───── Excerpted data
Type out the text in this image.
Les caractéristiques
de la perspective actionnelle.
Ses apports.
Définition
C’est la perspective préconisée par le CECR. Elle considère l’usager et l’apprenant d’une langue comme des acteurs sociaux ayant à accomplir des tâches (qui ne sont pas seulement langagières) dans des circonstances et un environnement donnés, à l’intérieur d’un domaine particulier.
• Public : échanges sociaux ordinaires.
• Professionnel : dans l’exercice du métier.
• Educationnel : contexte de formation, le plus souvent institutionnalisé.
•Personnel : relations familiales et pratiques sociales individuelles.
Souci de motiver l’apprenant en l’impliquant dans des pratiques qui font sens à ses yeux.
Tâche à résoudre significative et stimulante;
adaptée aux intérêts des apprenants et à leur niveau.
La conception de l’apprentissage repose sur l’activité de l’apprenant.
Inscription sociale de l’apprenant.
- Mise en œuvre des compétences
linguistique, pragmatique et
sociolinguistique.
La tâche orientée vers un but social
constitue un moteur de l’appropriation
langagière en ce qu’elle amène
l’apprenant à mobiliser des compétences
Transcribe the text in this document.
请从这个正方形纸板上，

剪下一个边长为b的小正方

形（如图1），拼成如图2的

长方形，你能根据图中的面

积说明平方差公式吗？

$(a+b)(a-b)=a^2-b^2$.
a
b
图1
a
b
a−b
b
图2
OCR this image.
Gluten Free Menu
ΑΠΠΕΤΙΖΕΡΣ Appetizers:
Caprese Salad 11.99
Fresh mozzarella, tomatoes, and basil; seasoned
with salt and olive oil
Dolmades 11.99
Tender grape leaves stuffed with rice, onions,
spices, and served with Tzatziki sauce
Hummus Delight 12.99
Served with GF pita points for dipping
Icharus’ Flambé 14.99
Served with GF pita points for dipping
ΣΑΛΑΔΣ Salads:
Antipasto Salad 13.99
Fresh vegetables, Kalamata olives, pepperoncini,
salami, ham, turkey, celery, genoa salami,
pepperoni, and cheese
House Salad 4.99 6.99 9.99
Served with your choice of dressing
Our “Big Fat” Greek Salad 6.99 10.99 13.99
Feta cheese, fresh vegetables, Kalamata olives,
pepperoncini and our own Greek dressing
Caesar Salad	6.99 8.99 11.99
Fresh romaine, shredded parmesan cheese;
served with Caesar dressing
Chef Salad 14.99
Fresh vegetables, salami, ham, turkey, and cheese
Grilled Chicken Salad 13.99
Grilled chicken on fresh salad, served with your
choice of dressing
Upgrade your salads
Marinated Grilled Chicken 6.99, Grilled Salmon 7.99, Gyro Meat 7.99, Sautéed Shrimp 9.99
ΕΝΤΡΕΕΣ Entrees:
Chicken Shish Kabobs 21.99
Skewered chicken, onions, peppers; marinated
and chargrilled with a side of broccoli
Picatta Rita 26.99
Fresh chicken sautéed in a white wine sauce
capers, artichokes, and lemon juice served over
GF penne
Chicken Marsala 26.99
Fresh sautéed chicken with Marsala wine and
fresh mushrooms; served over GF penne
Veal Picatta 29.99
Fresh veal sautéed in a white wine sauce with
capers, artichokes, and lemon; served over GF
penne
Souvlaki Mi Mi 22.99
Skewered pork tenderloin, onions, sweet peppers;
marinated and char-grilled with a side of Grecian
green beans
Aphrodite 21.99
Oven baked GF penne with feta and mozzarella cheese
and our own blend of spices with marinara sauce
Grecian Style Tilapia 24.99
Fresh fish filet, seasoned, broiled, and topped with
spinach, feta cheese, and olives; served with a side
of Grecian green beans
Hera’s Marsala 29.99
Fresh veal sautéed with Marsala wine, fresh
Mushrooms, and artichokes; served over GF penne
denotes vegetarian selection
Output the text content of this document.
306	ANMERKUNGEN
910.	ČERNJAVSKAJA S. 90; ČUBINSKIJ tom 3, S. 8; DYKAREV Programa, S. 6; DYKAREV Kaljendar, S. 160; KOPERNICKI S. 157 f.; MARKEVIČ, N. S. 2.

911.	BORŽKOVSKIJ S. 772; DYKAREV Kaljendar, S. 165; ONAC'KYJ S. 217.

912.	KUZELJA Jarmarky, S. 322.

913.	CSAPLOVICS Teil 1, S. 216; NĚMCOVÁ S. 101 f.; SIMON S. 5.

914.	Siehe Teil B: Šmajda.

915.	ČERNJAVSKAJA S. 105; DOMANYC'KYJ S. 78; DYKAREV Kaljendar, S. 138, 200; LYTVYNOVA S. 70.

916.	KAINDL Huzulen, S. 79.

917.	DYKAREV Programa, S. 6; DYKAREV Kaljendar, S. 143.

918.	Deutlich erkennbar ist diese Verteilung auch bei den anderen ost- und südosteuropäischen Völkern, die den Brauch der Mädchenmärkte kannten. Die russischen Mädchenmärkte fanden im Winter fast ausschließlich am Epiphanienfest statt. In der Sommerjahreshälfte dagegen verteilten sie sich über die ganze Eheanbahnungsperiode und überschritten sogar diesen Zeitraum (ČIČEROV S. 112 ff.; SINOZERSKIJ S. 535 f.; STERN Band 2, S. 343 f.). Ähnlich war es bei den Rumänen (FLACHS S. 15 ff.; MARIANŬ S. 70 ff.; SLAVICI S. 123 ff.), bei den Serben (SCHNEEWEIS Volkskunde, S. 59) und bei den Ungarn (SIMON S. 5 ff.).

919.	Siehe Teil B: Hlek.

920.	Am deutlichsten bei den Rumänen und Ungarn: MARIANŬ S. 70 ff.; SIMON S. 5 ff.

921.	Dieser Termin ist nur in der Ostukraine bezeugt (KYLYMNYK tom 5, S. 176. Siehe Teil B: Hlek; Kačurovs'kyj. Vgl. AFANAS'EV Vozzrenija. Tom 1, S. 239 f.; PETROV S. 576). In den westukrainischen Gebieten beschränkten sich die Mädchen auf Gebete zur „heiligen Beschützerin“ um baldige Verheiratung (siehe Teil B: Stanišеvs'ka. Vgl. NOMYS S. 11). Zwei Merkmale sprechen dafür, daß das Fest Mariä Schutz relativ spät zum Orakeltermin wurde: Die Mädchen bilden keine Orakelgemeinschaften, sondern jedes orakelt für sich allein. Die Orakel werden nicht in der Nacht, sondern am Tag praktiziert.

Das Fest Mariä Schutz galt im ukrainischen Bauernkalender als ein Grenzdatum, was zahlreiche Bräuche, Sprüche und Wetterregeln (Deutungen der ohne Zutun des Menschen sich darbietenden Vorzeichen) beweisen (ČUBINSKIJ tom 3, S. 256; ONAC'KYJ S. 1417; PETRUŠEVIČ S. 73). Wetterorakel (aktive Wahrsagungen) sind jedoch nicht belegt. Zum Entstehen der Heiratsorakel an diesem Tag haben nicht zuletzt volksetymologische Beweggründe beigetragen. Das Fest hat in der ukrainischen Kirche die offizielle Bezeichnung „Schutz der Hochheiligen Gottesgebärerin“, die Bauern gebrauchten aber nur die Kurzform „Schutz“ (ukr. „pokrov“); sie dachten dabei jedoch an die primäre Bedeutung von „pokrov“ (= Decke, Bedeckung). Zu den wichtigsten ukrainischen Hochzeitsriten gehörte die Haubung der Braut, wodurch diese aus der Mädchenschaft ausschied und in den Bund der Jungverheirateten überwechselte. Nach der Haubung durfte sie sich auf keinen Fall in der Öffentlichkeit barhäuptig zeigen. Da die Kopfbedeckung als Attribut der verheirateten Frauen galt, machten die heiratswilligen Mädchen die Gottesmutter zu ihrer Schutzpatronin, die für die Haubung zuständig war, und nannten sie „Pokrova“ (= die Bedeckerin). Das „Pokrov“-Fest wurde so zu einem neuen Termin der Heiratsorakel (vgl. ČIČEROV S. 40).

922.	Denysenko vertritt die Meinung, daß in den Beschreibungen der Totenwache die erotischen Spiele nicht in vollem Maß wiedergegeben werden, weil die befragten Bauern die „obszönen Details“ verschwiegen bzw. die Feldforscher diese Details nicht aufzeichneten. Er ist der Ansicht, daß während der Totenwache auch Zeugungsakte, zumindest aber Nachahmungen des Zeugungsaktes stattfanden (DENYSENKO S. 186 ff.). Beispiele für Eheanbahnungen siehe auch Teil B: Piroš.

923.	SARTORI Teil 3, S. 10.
──────────
_Task directions_.
In the entries above, find each line with the word "dans" and show it.

_Final answer_.
C’est la perspective préconisée par le CECR. Elle considère l’usager et l’apprenant d’une langue comme des acteurs sociaux ayant à accomplir des tâches (qui ne sont pas seulement langagières) dans des circonstances et un environnement donnés, à l’intérieur d’un domaine particulier.
• Professionnel : dans l’exercice du métier.
Souci de motiver l’apprenant en l’impliquant dans des pratiques qui font sens à ses yeux.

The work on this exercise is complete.